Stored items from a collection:

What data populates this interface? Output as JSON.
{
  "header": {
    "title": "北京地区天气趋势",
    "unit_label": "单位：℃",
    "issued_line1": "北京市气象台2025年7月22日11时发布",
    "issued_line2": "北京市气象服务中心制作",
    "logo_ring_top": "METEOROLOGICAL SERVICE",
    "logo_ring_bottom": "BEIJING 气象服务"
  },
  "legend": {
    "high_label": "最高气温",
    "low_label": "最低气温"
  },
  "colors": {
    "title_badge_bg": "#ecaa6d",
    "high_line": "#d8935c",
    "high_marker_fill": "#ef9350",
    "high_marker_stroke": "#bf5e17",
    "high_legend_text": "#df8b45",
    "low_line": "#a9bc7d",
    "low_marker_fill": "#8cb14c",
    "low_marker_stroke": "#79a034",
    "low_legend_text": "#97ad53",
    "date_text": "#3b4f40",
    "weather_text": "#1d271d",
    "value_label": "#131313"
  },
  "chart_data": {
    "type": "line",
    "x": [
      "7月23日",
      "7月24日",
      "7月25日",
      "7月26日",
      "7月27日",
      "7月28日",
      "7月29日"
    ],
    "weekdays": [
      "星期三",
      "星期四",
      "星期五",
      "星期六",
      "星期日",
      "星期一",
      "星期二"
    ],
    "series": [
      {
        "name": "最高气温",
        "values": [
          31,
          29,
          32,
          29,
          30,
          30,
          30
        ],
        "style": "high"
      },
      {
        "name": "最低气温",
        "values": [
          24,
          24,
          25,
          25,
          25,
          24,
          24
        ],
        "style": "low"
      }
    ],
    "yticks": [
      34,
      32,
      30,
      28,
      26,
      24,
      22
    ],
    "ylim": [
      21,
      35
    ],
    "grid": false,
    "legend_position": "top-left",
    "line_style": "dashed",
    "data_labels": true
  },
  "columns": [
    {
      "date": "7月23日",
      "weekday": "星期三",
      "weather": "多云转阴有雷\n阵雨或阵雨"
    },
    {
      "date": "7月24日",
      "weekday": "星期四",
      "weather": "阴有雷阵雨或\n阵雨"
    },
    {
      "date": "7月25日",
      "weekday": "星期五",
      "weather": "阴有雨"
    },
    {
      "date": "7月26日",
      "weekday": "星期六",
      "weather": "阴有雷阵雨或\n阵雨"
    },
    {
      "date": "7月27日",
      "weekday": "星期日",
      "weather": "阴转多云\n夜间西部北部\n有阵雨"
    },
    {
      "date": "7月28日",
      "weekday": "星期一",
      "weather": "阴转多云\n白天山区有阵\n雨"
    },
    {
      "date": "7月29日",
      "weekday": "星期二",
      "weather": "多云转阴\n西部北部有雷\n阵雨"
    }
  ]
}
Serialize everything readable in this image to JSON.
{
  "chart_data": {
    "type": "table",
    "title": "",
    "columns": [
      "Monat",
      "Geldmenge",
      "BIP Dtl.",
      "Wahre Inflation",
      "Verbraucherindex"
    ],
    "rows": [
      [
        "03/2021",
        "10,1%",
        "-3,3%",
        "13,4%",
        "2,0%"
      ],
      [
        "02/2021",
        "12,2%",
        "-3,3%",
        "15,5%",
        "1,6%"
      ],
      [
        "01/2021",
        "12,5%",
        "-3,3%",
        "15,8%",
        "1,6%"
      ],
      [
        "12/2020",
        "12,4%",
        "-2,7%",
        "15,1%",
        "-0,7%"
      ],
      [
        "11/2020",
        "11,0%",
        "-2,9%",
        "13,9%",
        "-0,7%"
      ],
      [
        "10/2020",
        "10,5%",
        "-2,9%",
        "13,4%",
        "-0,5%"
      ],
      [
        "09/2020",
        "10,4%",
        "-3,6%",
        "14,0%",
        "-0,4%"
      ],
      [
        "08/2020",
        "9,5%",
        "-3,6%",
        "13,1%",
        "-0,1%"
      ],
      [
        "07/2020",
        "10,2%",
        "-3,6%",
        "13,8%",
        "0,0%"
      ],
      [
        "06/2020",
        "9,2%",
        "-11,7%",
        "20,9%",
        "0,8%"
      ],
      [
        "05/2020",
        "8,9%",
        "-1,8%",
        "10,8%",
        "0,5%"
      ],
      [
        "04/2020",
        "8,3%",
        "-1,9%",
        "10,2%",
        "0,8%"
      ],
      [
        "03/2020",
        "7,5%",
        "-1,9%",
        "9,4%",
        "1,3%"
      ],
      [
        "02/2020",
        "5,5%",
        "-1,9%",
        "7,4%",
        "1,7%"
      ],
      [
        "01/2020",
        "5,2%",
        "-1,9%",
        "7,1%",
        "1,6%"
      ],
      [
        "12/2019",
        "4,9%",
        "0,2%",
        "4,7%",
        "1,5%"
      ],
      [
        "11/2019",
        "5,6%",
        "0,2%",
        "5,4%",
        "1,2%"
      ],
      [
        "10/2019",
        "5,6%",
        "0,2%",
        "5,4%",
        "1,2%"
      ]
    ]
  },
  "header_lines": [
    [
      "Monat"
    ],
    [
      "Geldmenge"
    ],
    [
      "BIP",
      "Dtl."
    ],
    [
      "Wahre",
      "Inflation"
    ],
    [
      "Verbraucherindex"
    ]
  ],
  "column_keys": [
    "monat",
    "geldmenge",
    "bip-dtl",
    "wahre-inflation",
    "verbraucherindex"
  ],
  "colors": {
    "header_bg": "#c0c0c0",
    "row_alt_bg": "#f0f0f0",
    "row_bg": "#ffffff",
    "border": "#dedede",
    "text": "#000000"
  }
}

◆ AIM OF THE TASK
Please repeat the listing exactly, with nothing left out.

◆ COMPLETE OUTPUT
What data populates this interface? Output as JSON.
{
  "header": {
    "title": "北京地区天气趋势",
    "unit_label": "单位：℃",
    "issued_line1": "北京市气象台2025年7月22日11时发布",
    "issued_line2": "北京市气象服务中心制作",
    "logo_ring_top": "METEOROLOGICAL SERVICE",
    "logo_ring_bottom": "BEIJING 气象服务"
  },
  "legend": {
    "high_label": "最高气温",
    "low_label": "最低气温"
  },
  "colors": {
    "title_badge_bg": "#ecaa6d",
    "high_line": "#d8935c",
    "high_marker_fill": "#ef9350",
    "high_marker_stroke": "#bf5e17",
    "high_legend_text": "#df8b45",
    "low_line": "#a9bc7d",
    "low_marker_fill": "#8cb14c",
    "low_marker_stroke": "#79a034",
    "low_legend_text": "#97ad53",
    "date_text": "#3b4f40",
    "weather_text": "#1d271d",
    "value_label": "#131313"
  },
  "chart_data": {
    "type": "line",
    "x": [
      "7月23日",
      "7月24日",
      "7月25日",
      "7月26日",
      "7月27日",
      "7月28日",
      "7月29日"
    ],
    "weekdays": [
      "星期三",
      "星期四",
      "星期五",
      "星期六",
      "星期日",
      "星期一",
      "星期二"
    ],
    "series": [
      {
        "name": "最高气温",
        "values": [
          31,
          29,
          32,
          29,
          30,
          30,
          30
        ],
        "style": "high"
      },
      {
        "name": "最低气温",
        "values": [
          24,
          24,
          25,
          25,
          25,
          24,
          24
        ],
        "style": "low"
      }
    ],
    "yticks": [
      34,
      32,
      30,
      28,
      26,
      24,
      22
    ],
    "ylim": [
      21,
      35
    ],
    "grid": false,
    "legend_position": "top-left",
    "line_style": "dashed",
    "data_labels": true
  },
  "columns": [
    {
      "date": "7月23日",
      "weekday": "星期三",
      "weather": "多云转阴有雷\n阵雨或阵雨"
    },
    {
      "date": "7月24日",
      "weekday": "星期四",
      "weather": "阴有雷阵雨或\n阵雨"
    },
    {
      "date": "7月25日",
      "weekday": "星期五",
      "weather": "阴有雨"
    },
    {
      "date": "7月26日",
      "weekday": "星期六",
      "weather": "阴有雷阵雨或\n阵雨"
    },
    {
      "date": "7月27日",
      "weekday": "星期日",
      "weather": "阴转多云\n夜间西部北部\n有阵雨"
    },
    {
      "date": "7月28日",
      "weekday": "星期一",
      "weather": "阴转多云\n白天山区有阵\n雨"
    },
    {
      "date": "7月29日",
      "weekday": "星期二",
      "weather": "多云转阴\n西部北部有雷\n阵雨"
    }
  ]
}
Serialize everything readable in this image to JSON.
{
  "chart_data": {
    "type": "table",
    "title": "",
    "columns": [
      "Monat",
      "Geldmenge",
      "BIP Dtl.",
      "Wahre Inflation",
      "Verbraucherindex"
    ],
    "rows": [
      [
        "03/2021",
        "10,1%",
        "-3,3%",
        "13,4%",
        "2,0%"
      ],
      [
        "02/2021",
        "12,2%",
        "-3,3%",
        "15,5%",
        "1,6%"
      ],
      [
        "01/2021",
        "12,5%",
        "-3,3%",
        "15,8%",
        "1,6%"
      ],
      [
        "12/2020",
        "12,4%",
        "-2,7%",
        "15,1%",
        "-0,7%"
      ],
      [
        "11/2020",
        "11,0%",
        "-2,9%",
        "13,9%",
        "-0,7%"
      ],
      [
        "10/2020",
        "10,5%",
        "-2,9%",
        "13,4%",
        "-0,5%"
      ],
      [
        "09/2020",
        "10,4%",
        "-3,6%",
        "14,0%",
        "-0,4%"
      ],
      [
        "08/2020",
        "9,5%",
        "-3,6%",
        "13,1%",
        "-0,1%"
      ],
      [
        "07/2020",
        "10,2%",
        "-3,6%",
        "13,8%",
        "0,0%"
      ],
      [
        "06/2020",
        "9,2%",
        "-11,7%",
        "20,9%",
        "0,8%"
      ],
      [
        "05/2020",
        "8,9%",
        "-1,8%",
        "10,8%",
        "0,5%"
      ],
      [
        "04/2020",
        "8,3%",
        "-1,9%",
        "10,2%",
        "0,8%"
      ],
      [
        "03/2020",
        "7,5%",
        "-1,9%",
        "9,4%",
        "1,3%"
      ],
      [
        "02/2020",
        "5,5%",
        "-1,9%",
        "7,4%",
        "1,7%"
      ],
      [
        "01/2020",
        "5,2%",
        "-1,9%",
        "7,1%",
        "1,6%"
      ],
      [
        "12/2019",
        "4,9%",
        "0,2%",
        "4,7%",
        "1,5%"
      ],
      [
        "11/2019",
        "5,6%",
        "0,2%",
        "5,4%",
        "1,2%"
      ],
      [
        "10/2019",
        "5,6%",
        "0,2%",
        "5,4%",
        "1,2%"
      ]
    ]
  },
  "header_lines": [
    [
      "Monat"
    ],
    [
      "Geldmenge"
    ],
    [
      "BIP",
      "Dtl."
    ],
    [
      "Wahre",
      "Inflation"
    ],
    [
      "Verbraucherindex"
    ]
  ],
  "column_keys": [
    "monat",
    "geldmenge",
    "bip-dtl",
    "wahre-inflation",
    "verbraucherindex"
  ],
  "colors": {
    "header_bg": "#c0c0c0",
    "row_alt_bg": "#f0f0f0",
    "row_bg": "#ffffff",
    "border": "#dedede",
    "text": "#000000"
  }
}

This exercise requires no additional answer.